Work to complete ▸ Give back the full listing verbatim, apart from its images.

━━━ Material provided ━━━

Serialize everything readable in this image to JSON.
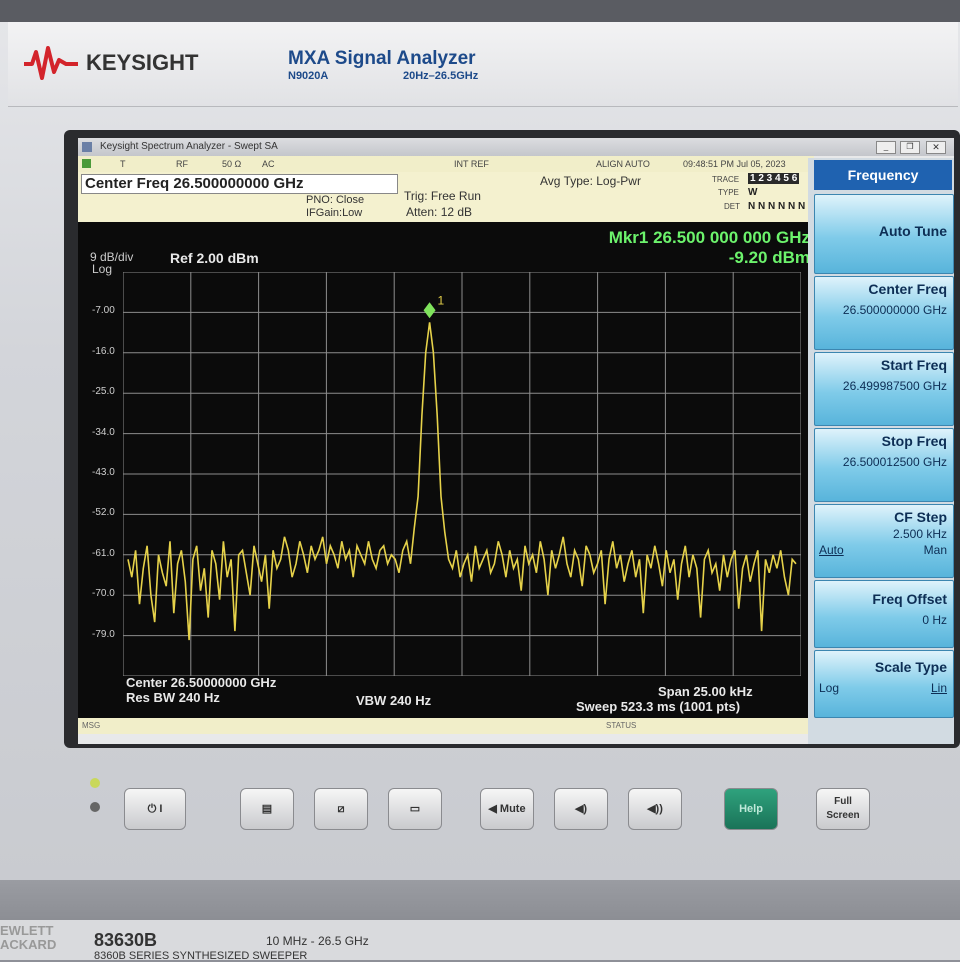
{
  "header": {
    "brand": "KEYSIGHT",
    "product": "MXA Signal Analyzer",
    "model": "N9020A",
    "range": "20Hz–26.5GHz"
  },
  "window": {
    "title": "Keysight Spectrum Analyzer - Swept SA"
  },
  "ribbon": {
    "t": "T",
    "rf": "RF",
    "ohm": "50 Ω",
    "ac": "AC",
    "intref": "INT REF",
    "align": "ALIGN AUTO",
    "datetime": "09:48:51 PM Jul 05, 2023"
  },
  "info": {
    "center": "Center Freq 26.500000000 GHz",
    "pno": "PNO: Close",
    "ifgain": "IFGain:Low",
    "trig": "Trig: Free Run",
    "atten": "Atten: 12 dB",
    "avg": "Avg Type: Log-Pwr",
    "trace_label": "TRACE",
    "type_label": "TYPE",
    "det_label": "DET",
    "trace_digits": "1 2 3 4 5 6",
    "type_value": "W",
    "det_value": "N N N N N N"
  },
  "marker": {
    "freq": "Mkr1 26.500 000 000 GHz",
    "level": "-9.20 dBm",
    "id": "1"
  },
  "scale": {
    "div": "9 dB/div",
    "log": "Log",
    "ref": "Ref 2.00 dBm"
  },
  "footer": {
    "center": "Center 26.50000000 GHz",
    "rbw": "Res BW 240 Hz",
    "vbw": "VBW 240 Hz",
    "span": "Span 25.00 kHz",
    "sweep": "Sweep  523.3 ms (1001 pts)",
    "msg": "MSG",
    "status": "STATUS"
  },
  "menu": {
    "title": "Frequency",
    "auto_tune": "Auto Tune",
    "center_label": "Center Freq",
    "center_val": "26.500000000 GHz",
    "start_label": "Start Freq",
    "start_val": "26.499987500 GHz",
    "stop_label": "Stop Freq",
    "stop_val": "26.500012500 GHz",
    "cfstep_label": "CF Step",
    "cfstep_val": "2.500 kHz",
    "cfstep_auto": "Auto",
    "cfstep_man": "Man",
    "offset_label": "Freq Offset",
    "offset_val": "0 Hz",
    "scale_label": "Scale Type",
    "scale_log": "Log",
    "scale_lin": "Lin"
  },
  "buttons": {
    "mute": "Mute",
    "help": "Help",
    "full": "Full Screen"
  },
  "lower": {
    "brand": "EWLETT ACKARD",
    "model": "83630B",
    "range": "10 MHz - 26.5 GHz",
    "series": "8360B SERIES SYNTHESIZED SWEEPER"
  },
  "chart_data": {
    "type": "line",
    "ylabel": "dBm",
    "ylim": [
      -88,
      2
    ],
    "y_ticks": [
      "-7.00",
      "-16.0",
      "-25.0",
      "-34.0",
      "-43.0",
      "-52.0",
      "-61.0",
      "-70.0",
      "-79.0"
    ],
    "x_center_ghz": 26.5,
    "span_khz": 25,
    "trace_color": "#e6d24a",
    "series": [
      {
        "values": [
          -62,
          -66,
          -60,
          -72,
          -64,
          -59,
          -70,
          -76,
          -61,
          -65,
          -68,
          -58,
          -74,
          -63,
          -60,
          -67,
          -80,
          -62,
          -59,
          -69,
          -64,
          -75,
          -60,
          -63,
          -71,
          -58,
          -66,
          -62,
          -78,
          -61,
          -60,
          -65,
          -70,
          -59,
          -63,
          -67,
          -61,
          -73,
          -60,
          -64,
          -62,
          -57,
          -60,
          -66,
          -63,
          -58,
          -61,
          -65,
          -59,
          -62,
          -60,
          -57,
          -63,
          -59,
          -61,
          -64,
          -58,
          -62,
          -60,
          -66,
          -59,
          -61,
          -63,
          -58,
          -62,
          -64,
          -60,
          -59,
          -63,
          -61,
          -62,
          -65,
          -60,
          -58,
          -63,
          -55,
          -48,
          -30,
          -16,
          -9.2,
          -16,
          -30,
          -48,
          -56,
          -62,
          -64,
          -60,
          -66,
          -63,
          -61,
          -67,
          -59,
          -64,
          -62,
          -60,
          -65,
          -63,
          -58,
          -61,
          -66,
          -60,
          -64,
          -62,
          -69,
          -59,
          -63,
          -61,
          -65,
          -58,
          -62,
          -70,
          -60,
          -64,
          -61,
          -57,
          -63,
          -66,
          -60,
          -62,
          -68,
          -59,
          -61,
          -65,
          -63,
          -60,
          -72,
          -62,
          -58,
          -64,
          -61,
          -67,
          -63,
          -60,
          -66,
          -62,
          -74,
          -61,
          -64,
          -59,
          -63,
          -68,
          -60,
          -65,
          -62,
          -71,
          -63,
          -59,
          -66,
          -61,
          -64,
          -75,
          -62,
          -60,
          -65,
          -63,
          -69,
          -61,
          -66,
          -62,
          -60,
          -73,
          -64,
          -61,
          -67,
          -63,
          -60,
          -78,
          -62,
          -65,
          -61,
          -64,
          -60,
          -66,
          -70,
          -62,
          -63
        ]
      }
    ]
  }
}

━━━

Correct response ▸
Serialize everything readable in this image to JSON.
{
  "header": {
    "brand": "KEYSIGHT",
    "product": "MXA Signal Analyzer",
    "model": "N9020A",
    "range": "20Hz–26.5GHz"
  },
  "window": {
    "title": "Keysight Spectrum Analyzer - Swept SA"
  },
  "ribbon": {
    "t": "T",
    "rf": "RF",
    "ohm": "50 Ω",
    "ac": "AC",
    "intref": "INT REF",
    "align": "ALIGN AUTO",
    "datetime": "09:48:51 PM Jul 05, 2023"
  },
  "info": {
    "center": "Center Freq 26.500000000 GHz",
    "pno": "PNO: Close",
    "ifgain": "IFGain:Low",
    "trig": "Trig: Free Run",
    "atten": "Atten: 12 dB",
    "avg": "Avg Type: Log-Pwr",
    "trace_label": "TRACE",
    "type_label": "TYPE",
    "det_label": "DET",
    "trace_digits": "1 2 3 4 5 6",
    "type_value": "W",
    "det_value": "N N N N N N"
  },
  "marker": {
    "freq": "Mkr1 26.500 000 000 GHz",
    "level": "-9.20 dBm",
    "id": "1"
  },
  "scale": {
    "div": "9 dB/div",
    "log": "Log",
    "ref": "Ref 2.00 dBm"
  },
  "footer": {
    "center": "Center 26.50000000 GHz",
    "rbw": "Res BW 240 Hz",
    "vbw": "VBW 240 Hz",
    "span": "Span 25.00 kHz",
    "sweep": "Sweep  523.3 ms (1001 pts)",
    "msg": "MSG",
    "status": "STATUS"
  },
  "menu": {
    "title": "Frequency",
    "auto_tune": "Auto Tune",
    "center_label": "Center Freq",
    "center_val": "26.500000000 GHz",
    "start_label": "Start Freq",
    "start_val": "26.499987500 GHz",
    "stop_label": "Stop Freq",
    "stop_val": "26.500012500 GHz",
    "cfstep_label": "CF Step",
    "cfstep_val": "2.500 kHz",
    "cfstep_auto": "Auto",
    "cfstep_man": "Man",
    "offset_label": "Freq Offset",
    "offset_val": "0 Hz",
    "scale_label": "Scale Type",
    "scale_log": "Log",
    "scale_lin": "Lin"
  },
  "buttons": {
    "mute": "Mute",
    "help": "Help",
    "full": "Full Screen"
  },
  "lower": {
    "brand": "EWLETT ACKARD",
    "model": "83630B",
    "range": "10 MHz - 26.5 GHz",
    "series": "8360B SERIES SYNTHESIZED SWEEPER"
  },
  "chart_data": {
    "type": "line",
    "ylabel": "dBm",
    "ylim": [
      -88,
      2
    ],
    "y_ticks": [
      "-7.00",
      "-16.0",
      "-25.0",
      "-34.0",
      "-43.0",
      "-52.0",
      "-61.0",
      "-70.0",
      "-79.0"
    ],
    "x_center_ghz": 26.5,
    "span_khz": 25,
    "trace_color": "#e6d24a",
    "series": [
      {
        "values": [
          -62,
          -66,
          -60,
          -72,
          -64,
          -59,
          -70,
          -76,
          -61,
          -65,
          -68,
          -58,
          -74,
          -63,
          -60,
          -67,
          -80,
          -62,
          -59,
          -69,
          -64,
          -75,
          -60,
          -63,
          -71,
          -58,
          -66,
          -62,
          -78,
          -61,
          -60,
          -65,
          -70,
          -59,
          -63,
          -67,
          -61,
          -73,
          -60,
          -64,
          -62,
          -57,
          -60,
          -66,
          -63,
          -58,
          -61,
          -65,
          -59,
          -62,
          -60,
          -57,
          -63,
          -59,
          -61,
          -64,
          -58,
          -62,
          -60,
          -66,
          -59,
          -61,
          -63,
          -58,
          -62,
          -64,
          -60,
          -59,
          -63,
          -61,
          -62,
          -65,
          -60,
          -58,
          -63,
          -55,
          -48,
          -30,
          -16,
          -9.2,
          -16,
          -30,
          -48,
          -56,
          -62,
          -64,
          -60,
          -66,
          -63,
          -61,
          -67,
          -59,
          -64,
          -62,
          -60,
          -65,
          -63,
          -58,
          -61,
          -66,
          -60,
          -64,
          -62,
          -69,
          -59,
          -63,
          -61,
          -65,
          -58,
          -62,
          -70,
          -60,
          -64,
          -61,
          -57,
          -63,
          -66,
          -60,
          -62,
          -68,
          -59,
          -61,
          -65,
          -63,
          -60,
          -72,
          -62,
          -58,
          -64,
          -61,
          -67,
          -63,
          -60,
          -66,
          -62,
          -74,
          -61,
          -64,
          -59,
          -63,
          -68,
          -60,
          -65,
          -62,
          -71,
          -63,
          -59,
          -66,
          -61,
          -64,
          -75,
          -62,
          -60,
          -65,
          -63,
          -69,
          -61,
          -66,
          -62,
          -60,
          -73,
          -64,
          -61,
          -67,
          -63,
          -60,
          -78,
          -62,
          -65,
          -61,
          -64,
          -60,
          -66,
          -70,
          -62,
          -63
        ]
      }
    ]
  }
}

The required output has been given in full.